> **Exercise aim**:
Would you return the complete listing below word for word?

━━━ Data to process

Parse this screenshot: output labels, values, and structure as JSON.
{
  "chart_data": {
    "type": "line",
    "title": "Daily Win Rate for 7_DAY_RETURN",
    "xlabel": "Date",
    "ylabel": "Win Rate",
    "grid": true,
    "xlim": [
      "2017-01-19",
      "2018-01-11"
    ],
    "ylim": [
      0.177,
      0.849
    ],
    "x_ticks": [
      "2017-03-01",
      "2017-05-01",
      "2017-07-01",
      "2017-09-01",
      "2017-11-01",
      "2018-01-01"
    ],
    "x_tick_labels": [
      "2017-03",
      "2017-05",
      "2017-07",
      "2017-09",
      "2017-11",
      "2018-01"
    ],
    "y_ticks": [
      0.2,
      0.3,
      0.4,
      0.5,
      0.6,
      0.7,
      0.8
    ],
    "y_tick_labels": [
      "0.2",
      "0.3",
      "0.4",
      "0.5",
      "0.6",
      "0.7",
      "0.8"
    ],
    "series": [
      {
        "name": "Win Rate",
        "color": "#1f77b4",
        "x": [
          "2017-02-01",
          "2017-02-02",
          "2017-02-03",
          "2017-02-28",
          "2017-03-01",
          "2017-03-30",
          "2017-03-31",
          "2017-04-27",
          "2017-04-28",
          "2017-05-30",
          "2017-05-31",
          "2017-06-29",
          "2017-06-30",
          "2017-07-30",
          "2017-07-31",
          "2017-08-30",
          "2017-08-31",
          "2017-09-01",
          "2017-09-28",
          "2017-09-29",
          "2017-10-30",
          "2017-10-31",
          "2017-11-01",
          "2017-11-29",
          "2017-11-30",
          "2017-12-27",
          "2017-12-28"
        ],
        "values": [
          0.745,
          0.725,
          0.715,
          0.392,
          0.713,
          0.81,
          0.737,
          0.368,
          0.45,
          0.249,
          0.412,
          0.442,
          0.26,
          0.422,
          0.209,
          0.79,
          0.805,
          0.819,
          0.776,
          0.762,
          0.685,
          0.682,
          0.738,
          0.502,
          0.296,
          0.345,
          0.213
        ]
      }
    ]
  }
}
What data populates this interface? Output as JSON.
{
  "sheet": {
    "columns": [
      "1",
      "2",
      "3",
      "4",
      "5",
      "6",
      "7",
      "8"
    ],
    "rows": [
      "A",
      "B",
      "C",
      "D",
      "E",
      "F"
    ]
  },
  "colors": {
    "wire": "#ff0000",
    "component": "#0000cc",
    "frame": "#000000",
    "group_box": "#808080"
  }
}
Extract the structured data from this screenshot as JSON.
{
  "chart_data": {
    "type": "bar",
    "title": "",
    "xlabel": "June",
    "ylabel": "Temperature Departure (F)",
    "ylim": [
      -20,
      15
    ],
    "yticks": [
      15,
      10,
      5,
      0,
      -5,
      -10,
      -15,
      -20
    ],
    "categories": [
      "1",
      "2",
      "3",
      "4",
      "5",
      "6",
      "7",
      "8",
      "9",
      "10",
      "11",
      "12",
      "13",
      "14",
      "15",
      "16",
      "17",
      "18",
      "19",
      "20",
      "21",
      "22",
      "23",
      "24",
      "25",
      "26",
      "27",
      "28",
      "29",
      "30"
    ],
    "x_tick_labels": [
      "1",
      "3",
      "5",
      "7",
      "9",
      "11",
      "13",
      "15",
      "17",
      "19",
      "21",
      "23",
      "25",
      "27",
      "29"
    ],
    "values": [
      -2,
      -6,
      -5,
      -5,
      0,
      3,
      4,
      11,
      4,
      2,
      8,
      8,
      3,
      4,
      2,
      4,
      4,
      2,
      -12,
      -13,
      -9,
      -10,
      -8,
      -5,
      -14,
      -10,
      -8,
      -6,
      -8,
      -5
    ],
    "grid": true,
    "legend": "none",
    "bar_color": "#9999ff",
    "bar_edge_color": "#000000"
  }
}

━━━━━━

> **Problem solution**:
Parse this screenshot: output labels, values, and structure as JSON.
{
  "chart_data": {
    "type": "line",
    "title": "Daily Win Rate for 7_DAY_RETURN",
    "xlabel": "Date",
    "ylabel": "Win Rate",
    "grid": true,
    "xlim": [
      "2017-01-19",
      "2018-01-11"
    ],
    "ylim": [
      0.177,
      0.849
    ],
    "x_ticks": [
      "2017-03-01",
      "2017-05-01",
      "2017-07-01",
      "2017-09-01",
      "2017-11-01",
      "2018-01-01"
    ],
    "x_tick_labels": [
      "2017-03",
      "2017-05",
      "2017-07",
      "2017-09",
      "2017-11",
      "2018-01"
    ],
    "y_ticks": [
      0.2,
      0.3,
      0.4,
      0.5,
      0.6,
      0.7,
      0.8
    ],
    "y_tick_labels": [
      "0.2",
      "0.3",
      "0.4",
      "0.5",
      "0.6",
      "0.7",
      "0.8"
    ],
    "series": [
      {
        "name": "Win Rate",
        "color": "#1f77b4",
        "x": [
          "2017-02-01",
          "2017-02-02",
          "2017-02-03",
          "2017-02-28",
          "2017-03-01",
          "2017-03-30",
          "2017-03-31",
          "2017-04-27",
          "2017-04-28",
          "2017-05-30",
          "2017-05-31",
          "2017-06-29",
          "2017-06-30",
          "2017-07-30",
          "2017-07-31",
          "2017-08-30",
          "2017-08-31",
          "2017-09-01",
          "2017-09-28",
          "2017-09-29",
          "2017-10-30",
          "2017-10-31",
          "2017-11-01",
          "2017-11-29",
          "2017-11-30",
          "2017-12-27",
          "2017-12-28"
        ],
        "values": [
          0.745,
          0.725,
          0.715,
          0.392,
          0.713,
          0.81,
          0.737,
          0.368,
          0.45,
          0.249,
          0.412,
          0.442,
          0.26,
          0.422,
          0.209,
          0.79,
          0.805,
          0.819,
          0.776,
          0.762,
          0.685,
          0.682,
          0.738,
          0.502,
          0.296,
          0.345,
          0.213
        ]
      }
    ]
  }
}
What data populates this interface? Output as JSON.
{
  "sheet": {
    "columns": [
      "1",
      "2",
      "3",
      "4",
      "5",
      "6",
      "7",
      "8"
    ],
    "rows": [
      "A",
      "B",
      "C",
      "D",
      "E",
      "F"
    ]
  },
  "colors": {
    "wire": "#ff0000",
    "component": "#0000cc",
    "frame": "#000000",
    "group_box": "#808080"
  }
}
Extract the structured data from this screenshot as JSON.
{
  "chart_data": {
    "type": "bar",
    "title": "",
    "xlabel": "June",
    "ylabel": "Temperature Departure (F)",
    "ylim": [
      -20,
      15
    ],
    "yticks": [
      15,
      10,
      5,
      0,
      -5,
      -10,
      -15,
      -20
    ],
    "categories": [
      "1",
      "2",
      "3",
      "4",
      "5",
      "6",
      "7",
      "8",
      "9",
      "10",
      "11",
      "12",
      "13",
      "14",
      "15",
      "16",
      "17",
      "18",
      "19",
      "20",
      "21",
      "22",
      "23",
      "24",
      "25",
      "26",
      "27",
      "28",
      "29",
      "30"
    ],
    "x_tick_labels": [
      "1",
      "3",
      "5",
      "7",
      "9",
      "11",
      "13",
      "15",
      "17",
      "19",
      "21",
      "23",
      "25",
      "27",
      "29"
    ],
    "values": [
      -2,
      -6,
      -5,
      -5,
      0,
      3,
      4,
      11,
      4,
      2,
      8,
      8,
      3,
      4,
      2,
      4,
      4,
      2,
      -12,
      -13,
      -9,
      -10,
      -8,
      -5,
      -14,
      -10,
      -8,
      -6,
      -8,
      -5
    ],
    "grid": true,
    "legend": "none",
    "bar_color": "#9999ff",
    "bar_edge_color": "#000000"
  }
}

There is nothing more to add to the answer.